### TASK GOAL
All of the data should be output character for character, except the pictures.

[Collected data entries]

# # # # # # #

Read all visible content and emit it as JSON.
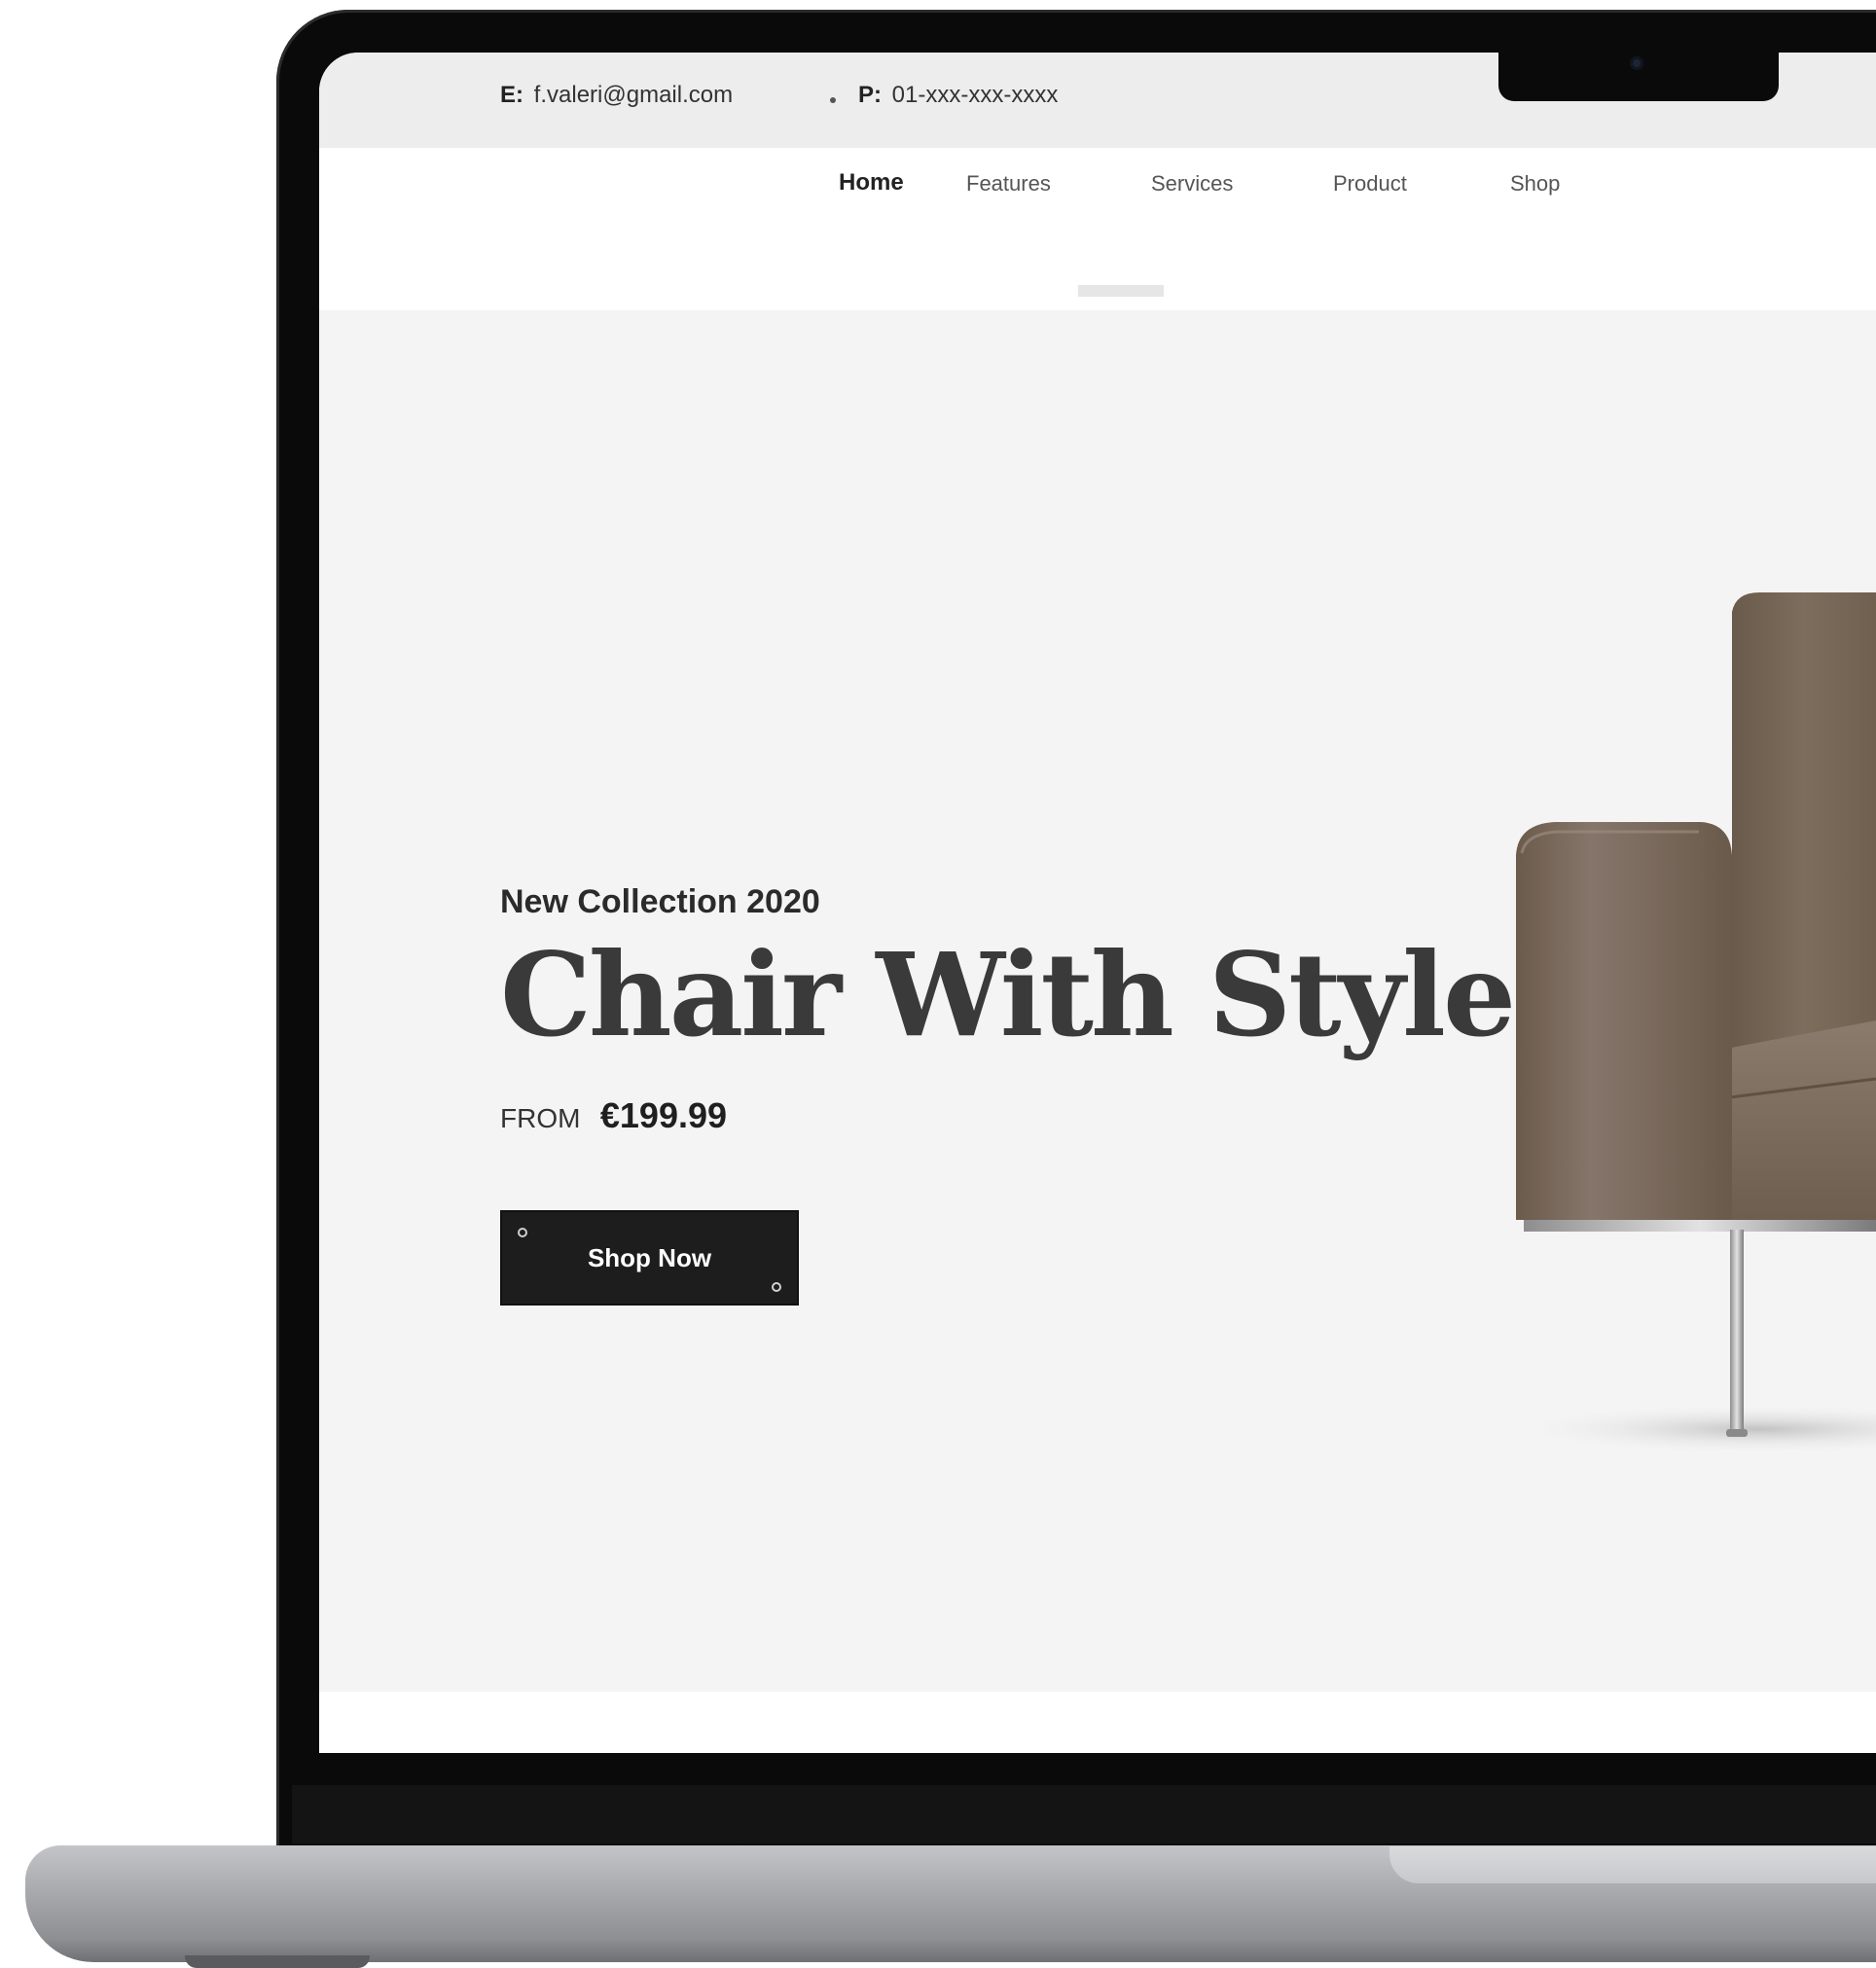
{
  "topbar": {
    "email_key": "E:",
    "email_value": "f.valeri@gmail.com",
    "phone_key": "P:",
    "phone_value": "01-xxx-xxx-xxxx"
  },
  "nav": {
    "items": [
      {
        "label": "Home",
        "active": true
      },
      {
        "label": "Features",
        "active": false
      },
      {
        "label": "Services",
        "active": false
      },
      {
        "label": "Product",
        "active": false
      },
      {
        "label": "Shop",
        "active": false
      }
    ]
  },
  "hero": {
    "eyebrow": "New Collection 2020",
    "headline": "Chair With Style",
    "price_prefix": "FROM",
    "price_value": "€199.99",
    "cta_label": "Shop Now",
    "product_image": "brown-armchair-image"
  },
  "colors": {
    "accent_dark": "#1d1d1d",
    "hero_bg": "#f4f4f4",
    "topbar_bg": "#ededed",
    "chair_fabric": "#7a6a5a"
  }
}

# # # # # # #

### THE RESPONSE
Read all visible content and emit it as JSON.
{
  "topbar": {
    "email_key": "E:",
    "email_value": "f.valeri@gmail.com",
    "phone_key": "P:",
    "phone_value": "01-xxx-xxx-xxxx"
  },
  "nav": {
    "items": [
      {
        "label": "Home",
        "active": true
      },
      {
        "label": "Features",
        "active": false
      },
      {
        "label": "Services",
        "active": false
      },
      {
        "label": "Product",
        "active": false
      },
      {
        "label": "Shop",
        "active": false
      }
    ]
  },
  "hero": {
    "eyebrow": "New Collection 2020",
    "headline": "Chair With Style",
    "price_prefix": "FROM",
    "price_value": "€199.99",
    "cta_label": "Shop Now",
    "product_image": "brown-armchair-image"
  },
  "colors": {
    "accent_dark": "#1d1d1d",
    "hero_bg": "#f4f4f4",
    "topbar_bg": "#ededed",
    "chair_fabric": "#7a6a5a"
  }
}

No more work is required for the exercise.